* _Work to be completed_
Transcribe the listing below word for word.

* _Task material_

--*--

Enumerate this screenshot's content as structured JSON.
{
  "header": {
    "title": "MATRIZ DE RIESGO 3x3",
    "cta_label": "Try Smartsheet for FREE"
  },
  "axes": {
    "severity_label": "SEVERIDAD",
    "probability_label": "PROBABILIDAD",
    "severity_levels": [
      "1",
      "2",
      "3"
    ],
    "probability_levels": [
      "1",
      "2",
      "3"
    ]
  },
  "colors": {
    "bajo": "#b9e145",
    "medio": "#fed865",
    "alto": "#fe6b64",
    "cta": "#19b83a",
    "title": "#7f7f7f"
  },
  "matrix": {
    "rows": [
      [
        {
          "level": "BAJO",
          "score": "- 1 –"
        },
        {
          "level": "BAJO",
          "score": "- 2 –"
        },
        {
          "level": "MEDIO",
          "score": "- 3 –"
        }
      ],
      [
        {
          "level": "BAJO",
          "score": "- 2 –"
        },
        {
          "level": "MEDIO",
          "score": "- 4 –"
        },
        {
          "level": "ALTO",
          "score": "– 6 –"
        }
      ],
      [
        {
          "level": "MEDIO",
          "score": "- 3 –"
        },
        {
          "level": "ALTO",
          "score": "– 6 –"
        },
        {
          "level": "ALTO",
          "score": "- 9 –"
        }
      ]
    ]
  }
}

--*--

* _Reply to the exercise_
Enumerate this screenshot's content as structured JSON.
{
  "header": {
    "title": "MATRIZ DE RIESGO 3x3",
    "cta_label": "Try Smartsheet for FREE"
  },
  "axes": {
    "severity_label": "SEVERIDAD",
    "probability_label": "PROBABILIDAD",
    "severity_levels": [
      "1",
      "2",
      "3"
    ],
    "probability_levels": [
      "1",
      "2",
      "3"
    ]
  },
  "colors": {
    "bajo": "#b9e145",
    "medio": "#fed865",
    "alto": "#fe6b64",
    "cta": "#19b83a",
    "title": "#7f7f7f"
  },
  "matrix": {
    "rows": [
      [
        {
          "level": "BAJO",
          "score": "- 1 –"
        },
        {
          "level": "BAJO",
          "score": "- 2 –"
        },
        {
          "level": "MEDIO",
          "score": "- 3 –"
        }
      ],
      [
        {
          "level": "BAJO",
          "score": "- 2 –"
        },
        {
          "level": "MEDIO",
          "score": "- 4 –"
        },
        {
          "level": "ALTO",
          "score": "– 6 –"
        }
      ],
      [
        {
          "level": "MEDIO",
          "score": "- 3 –"
        },
        {
          "level": "ALTO",
          "score": "– 6 –"
        },
        {
          "level": "ALTO",
          "score": "- 9 –"
        }
      ]
    ]
  }
}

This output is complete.